** Element and region data **
━━━━━━━━

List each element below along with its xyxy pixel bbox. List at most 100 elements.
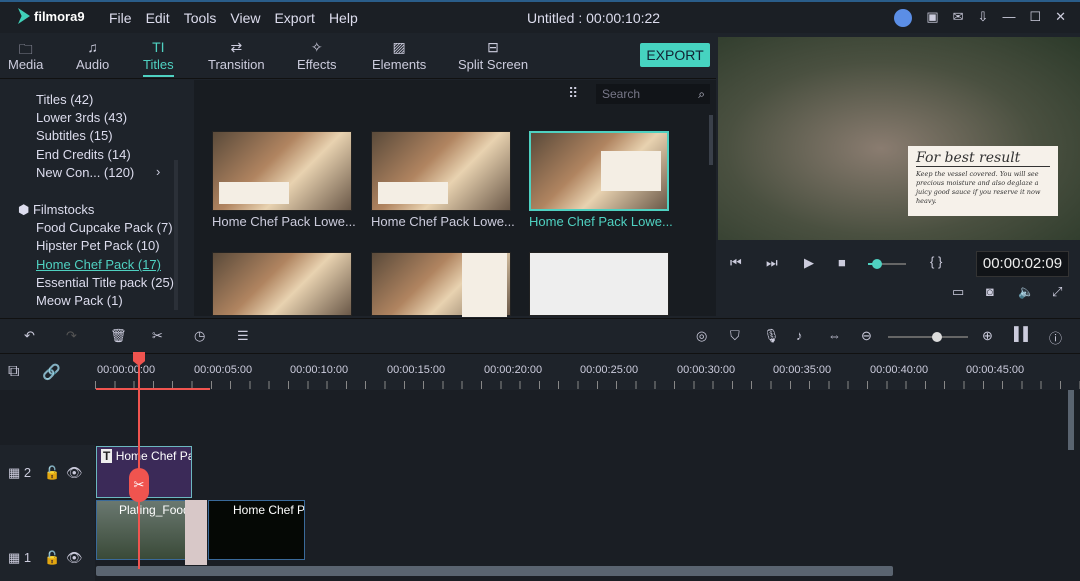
window-title: Untitled : 00:00:10:22 xyxy=(527,10,661,26)
title-thumbnail[interactable] xyxy=(371,252,511,317)
mail-icon[interactable]: ✉ xyxy=(953,9,964,27)
eye-icon[interactable]: 👁 xyxy=(66,550,83,566)
tab-effects[interactable]: ✧ Effects xyxy=(297,39,337,72)
tab-transition[interactable]: ⇄ Transition xyxy=(208,39,265,72)
title-thumbnail[interactable] xyxy=(212,131,352,211)
minimize-icon[interactable]: — xyxy=(1002,9,1015,27)
menu-help[interactable]: Help xyxy=(329,10,358,26)
tab-media[interactable]: 🗀 Media xyxy=(8,39,43,72)
stop-icon[interactable]: ■ xyxy=(838,255,846,270)
play-icon[interactable]: ▶ xyxy=(804,255,814,271)
cut-icon[interactable]: ✂ xyxy=(152,328,163,344)
export-button[interactable]: EXPORT xyxy=(640,43,710,67)
tab-label: Effects xyxy=(297,57,337,72)
previous-frame-icon[interactable]: ⏮ xyxy=(730,255,742,271)
title-thumbnail[interactable] xyxy=(529,131,669,211)
video-clip[interactable]: Plating_Food xyxy=(96,500,186,560)
vertical-scrollbar[interactable] xyxy=(1068,390,1074,450)
app-name: filmora9 xyxy=(34,8,85,24)
grid-view-icon[interactable]: ⠿ xyxy=(568,85,578,102)
ruler-ticks xyxy=(95,381,1080,389)
fit-timeline-icon[interactable]: ⇔ xyxy=(828,328,841,343)
thumbnail-label: Home Chef Pack Lowe... xyxy=(371,214,515,229)
category-subtitles[interactable]: Subtitles (15) xyxy=(36,128,113,143)
playhead[interactable] xyxy=(138,354,140,569)
category-end-credits[interactable]: End Credits (14) xyxy=(36,147,131,162)
menu-export[interactable]: Export xyxy=(274,10,314,26)
undo-icon[interactable]: ↶ xyxy=(24,328,35,344)
account-icon[interactable] xyxy=(894,9,913,27)
lock-icon[interactable]: 🔓 xyxy=(44,465,60,481)
lock-icon[interactable]: 🔓 xyxy=(44,550,60,566)
category-home-chef[interactable]: Home Chef Pack (17) xyxy=(36,257,161,272)
timeline-zoom-slider[interactable] xyxy=(888,332,968,342)
microphone-icon[interactable]: 🎙 xyxy=(763,328,780,344)
menu-view[interactable]: View xyxy=(230,10,260,26)
category-meow[interactable]: Meow Pack (1) xyxy=(36,293,123,308)
audio-mixer-icon[interactable]: ♪ xyxy=(796,328,803,343)
timeline-ruler[interactable]: 00:00:00:00 00:00:05:00 00:00:10:00 00:0… xyxy=(95,354,1080,390)
link-icon[interactable]: 🔗 xyxy=(42,363,61,381)
menu-edit[interactable]: Edit xyxy=(146,10,170,26)
search-icon[interactable]: ⌕ xyxy=(698,87,705,102)
transition-icon: ⇄ xyxy=(230,39,243,55)
close-icon[interactable]: ✕ xyxy=(1055,9,1066,27)
next-frame-icon[interactable]: ⏭ xyxy=(766,255,778,271)
fullscreen-icon[interactable]: ⤢ xyxy=(1052,284,1062,300)
transition-clip[interactable] xyxy=(185,500,207,565)
help-icon[interactable]: ⓘ xyxy=(1049,328,1062,347)
zoom-out-icon[interactable]: ⊖ xyxy=(861,328,872,344)
title-thumbnail[interactable] xyxy=(371,131,511,211)
volume-icon[interactable]: 🔈 xyxy=(1018,284,1034,300)
marker-icon[interactable]: ⛉ xyxy=(730,328,740,344)
chevron-right-icon[interactable]: › xyxy=(156,164,160,179)
category-filmstocks[interactable]: ⬢ Filmstocks xyxy=(18,202,94,218)
ruler-label: 00:00:15:00 xyxy=(387,364,446,376)
adjust-icon[interactable]: ☰ xyxy=(237,328,249,344)
sidebar-scrollbar[interactable] xyxy=(174,160,178,310)
tab-elements[interactable]: ▨ Elements xyxy=(372,39,426,72)
delete-icon[interactable]: 🗑 xyxy=(110,328,127,344)
app-logo: filmora9 xyxy=(18,8,85,24)
snapshot-icon[interactable]: ◙ xyxy=(986,284,994,299)
track-number: 2 xyxy=(23,465,32,480)
ruler-label: 00:00:20:00 xyxy=(484,364,543,376)
layout-icon[interactable]: ▌▌ xyxy=(1014,326,1032,341)
effects-icon: ✧ xyxy=(310,39,323,55)
search-input[interactable]: Search ⌕ xyxy=(596,84,710,104)
library-scrollbar[interactable] xyxy=(709,115,713,165)
save-icon[interactable]: ▣ xyxy=(926,9,938,27)
menu-tools[interactable]: Tools xyxy=(184,10,217,26)
tab-split-screen[interactable]: ⊟ Split Screen xyxy=(458,39,528,72)
category-new-content[interactable]: New Con... (120) xyxy=(36,165,134,180)
category-lower-3rds[interactable]: Lower 3rds (43) xyxy=(36,110,127,125)
title-thumbnail[interactable] xyxy=(529,252,669,316)
download-icon[interactable]: ⇩ xyxy=(978,9,989,27)
tab-label: Split Screen xyxy=(458,57,529,72)
category-essential-title[interactable]: Essential Title pack (25) xyxy=(36,275,174,290)
mark-in-out-icon[interactable]: { } xyxy=(930,254,942,269)
render-icon[interactable]: ◎ xyxy=(696,328,707,344)
video-clip[interactable]: Home Chef Pa xyxy=(208,500,305,560)
track-header-1: ▦ 1 🔓 👁 xyxy=(0,500,95,581)
category-food-cupcake[interactable]: Food Cupcake Pack (7) xyxy=(36,220,173,235)
display-settings-icon[interactable]: ▭ xyxy=(952,284,964,300)
eye-icon[interactable]: 👁 xyxy=(66,465,83,481)
category-titles[interactable]: Titles (42) xyxy=(36,92,93,107)
menu-file[interactable]: File xyxy=(109,10,132,26)
scissors-icon[interactable]: ✂ xyxy=(129,468,149,502)
tab-titles[interactable]: TI Titles xyxy=(143,39,174,77)
ruler-label: 00:00:35:00 xyxy=(773,364,832,376)
redo-icon[interactable]: ↷ xyxy=(66,328,77,344)
playback-progress-slider[interactable] xyxy=(868,259,906,269)
category-hipster-pet[interactable]: Hipster Pet Pack (10) xyxy=(36,238,160,253)
maximize-icon[interactable]: ☐ xyxy=(1029,9,1041,27)
horizontal-scrollbar[interactable] xyxy=(96,566,893,576)
track-number: 1 xyxy=(23,550,32,565)
zoom-in-icon[interactable]: ⊕ xyxy=(982,328,993,344)
add-track-icon[interactable]: ⧉ xyxy=(8,363,19,381)
text-icon: T xyxy=(101,449,113,463)
speed-icon[interactable]: ◷ xyxy=(194,328,205,344)
tab-audio[interactable]: ♫ Audio xyxy=(76,39,109,72)
title-thumbnail[interactable] xyxy=(212,252,352,316)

━━━━━━━━

** What this task involves **
Rewrite the records above, replacing every "title-thumbnail" with "title-preview" and leaving all other text unchanged. Omit the pictures from your answer.

** Answer below **
List each element below along with its xyxy pixel bbox. List at most 100 elements.
window-title: Untitled : 00:00:10:22 xyxy=(527,10,661,26)
title-preview[interactable] xyxy=(371,252,511,317)
mail-icon[interactable]: ✉ xyxy=(953,9,964,27)
eye-icon[interactable]: 👁 xyxy=(66,550,83,566)
tab-effects[interactable]: ✧ Effects xyxy=(297,39,337,72)
tab-transition[interactable]: ⇄ Transition xyxy=(208,39,265,72)
title-preview[interactable] xyxy=(212,131,352,211)
minimize-icon[interactable]: — xyxy=(1002,9,1015,27)
menu-help[interactable]: Help xyxy=(329,10,358,26)
tab-media[interactable]: 🗀 Media xyxy=(8,39,43,72)
stop-icon[interactable]: ■ xyxy=(838,255,846,270)
play-icon[interactable]: ▶ xyxy=(804,255,814,271)
cut-icon[interactable]: ✂ xyxy=(152,328,163,344)
export-button[interactable]: EXPORT xyxy=(640,43,710,67)
tab-label: Effects xyxy=(297,57,337,72)
previous-frame-icon[interactable]: ⏮ xyxy=(730,255,742,271)
title-preview[interactable] xyxy=(529,131,669,211)
video-clip[interactable]: Plating_Food xyxy=(96,500,186,560)
vertical-scrollbar[interactable] xyxy=(1068,390,1074,450)
app-name: filmora9 xyxy=(34,8,85,24)
grid-view-icon[interactable]: ⠿ xyxy=(568,85,578,102)
ruler-ticks xyxy=(95,381,1080,389)
fit-timeline-icon[interactable]: ⇔ xyxy=(828,328,841,343)
thumbnail-label: Home Chef Pack Lowe... xyxy=(371,214,515,229)
category-subtitles[interactable]: Subtitles (15) xyxy=(36,128,113,143)
playhead[interactable] xyxy=(138,354,140,569)
category-end-credits[interactable]: End Credits (14) xyxy=(36,147,131,162)
menu-export[interactable]: Export xyxy=(274,10,314,26)
undo-icon[interactable]: ↶ xyxy=(24,328,35,344)
account-icon[interactable] xyxy=(894,9,913,27)
lock-icon[interactable]: 🔓 xyxy=(44,465,60,481)
lock-icon[interactable]: 🔓 xyxy=(44,550,60,566)
category-home-chef[interactable]: Home Chef Pack (17) xyxy=(36,257,161,272)
timeline-zoom-slider[interactable] xyxy=(888,332,968,342)
microphone-icon[interactable]: 🎙 xyxy=(763,328,780,344)
menu-view[interactable]: View xyxy=(230,10,260,26)
category-meow[interactable]: Meow Pack (1) xyxy=(36,293,123,308)
audio-mixer-icon[interactable]: ♪ xyxy=(796,328,803,343)
timeline-ruler[interactable]: 00:00:00:00 00:00:05:00 00:00:10:00 00:0… xyxy=(95,354,1080,390)
link-icon[interactable]: 🔗 xyxy=(42,363,61,381)
menu-edit[interactable]: Edit xyxy=(146,10,170,26)
search-icon[interactable]: ⌕ xyxy=(698,87,705,102)
transition-icon: ⇄ xyxy=(230,39,243,55)
close-icon[interactable]: ✕ xyxy=(1055,9,1066,27)
next-frame-icon[interactable]: ⏭ xyxy=(766,255,778,271)
fullscreen-icon[interactable]: ⤢ xyxy=(1052,284,1062,300)
transition-clip[interactable] xyxy=(185,500,207,565)
help-icon[interactable]: ⓘ xyxy=(1049,328,1062,347)
zoom-out-icon[interactable]: ⊖ xyxy=(861,328,872,344)
title-preview[interactable] xyxy=(371,131,511,211)
volume-icon[interactable]: 🔈 xyxy=(1018,284,1034,300)
marker-icon[interactable]: ⛉ xyxy=(730,328,740,344)
chevron-right-icon[interactable]: › xyxy=(156,164,160,179)
category-filmstocks[interactable]: ⬢ Filmstocks xyxy=(18,202,94,218)
ruler-label: 00:00:15:00 xyxy=(387,364,446,376)
adjust-icon[interactable]: ☰ xyxy=(237,328,249,344)
sidebar-scrollbar[interactable] xyxy=(174,160,178,310)
tab-elements[interactable]: ▨ Elements xyxy=(372,39,426,72)
delete-icon[interactable]: 🗑 xyxy=(110,328,127,344)
app-logo: filmora9 xyxy=(18,8,85,24)
snapshot-icon[interactable]: ◙ xyxy=(986,284,994,299)
track-number: 2 xyxy=(23,465,32,480)
ruler-label: 00:00:20:00 xyxy=(484,364,543,376)
layout-icon[interactable]: ▌▌ xyxy=(1014,326,1032,341)
effects-icon: ✧ xyxy=(310,39,323,55)
search-input[interactable]: Search ⌕ xyxy=(596,84,710,104)
library-scrollbar[interactable] xyxy=(709,115,713,165)
save-icon[interactable]: ▣ xyxy=(926,9,938,27)
menu-tools[interactable]: Tools xyxy=(184,10,217,26)
tab-split-screen[interactable]: ⊟ Split Screen xyxy=(458,39,528,72)
category-new-content[interactable]: New Con... (120) xyxy=(36,165,134,180)
category-lower-3rds[interactable]: Lower 3rds (43) xyxy=(36,110,127,125)
title-preview[interactable] xyxy=(529,252,669,316)
download-icon[interactable]: ⇩ xyxy=(978,9,989,27)
tab-label: Split Screen xyxy=(458,57,529,72)
category-essential-title[interactable]: Essential Title pack (25) xyxy=(36,275,174,290)
mark-in-out-icon[interactable]: { } xyxy=(930,254,942,269)
render-icon[interactable]: ◎ xyxy=(696,328,707,344)
video-clip[interactable]: Home Chef Pa xyxy=(208,500,305,560)
track-header-1: ▦ 1 🔓 👁 xyxy=(0,500,95,581)
category-food-cupcake[interactable]: Food Cupcake Pack (7) xyxy=(36,220,173,235)
display-settings-icon[interactable]: ▭ xyxy=(952,284,964,300)
eye-icon[interactable]: 👁 xyxy=(66,465,83,481)
category-titles[interactable]: Titles (42) xyxy=(36,92,93,107)
menu-file[interactable]: File xyxy=(109,10,132,26)
scissors-icon[interactable]: ✂ xyxy=(129,468,149,502)
tab-titles[interactable]: TI Titles xyxy=(143,39,174,77)
ruler-label: 00:00:35:00 xyxy=(773,364,832,376)
redo-icon[interactable]: ↷ xyxy=(66,328,77,344)
playback-progress-slider[interactable] xyxy=(868,259,906,269)
category-hipster-pet[interactable]: Hipster Pet Pack (10) xyxy=(36,238,160,253)
maximize-icon[interactable]: ☐ xyxy=(1029,9,1041,27)
horizontal-scrollbar[interactable] xyxy=(96,566,893,576)
track-number: 1 xyxy=(23,550,32,565)
zoom-in-icon[interactable]: ⊕ xyxy=(982,328,993,344)
add-track-icon[interactable]: ⧉ xyxy=(8,363,19,381)
text-icon: T xyxy=(101,449,113,463)
speed-icon[interactable]: ◷ xyxy=(194,328,205,344)
tab-audio[interactable]: ♫ Audio xyxy=(76,39,109,72)
title-preview[interactable] xyxy=(212,252,352,316)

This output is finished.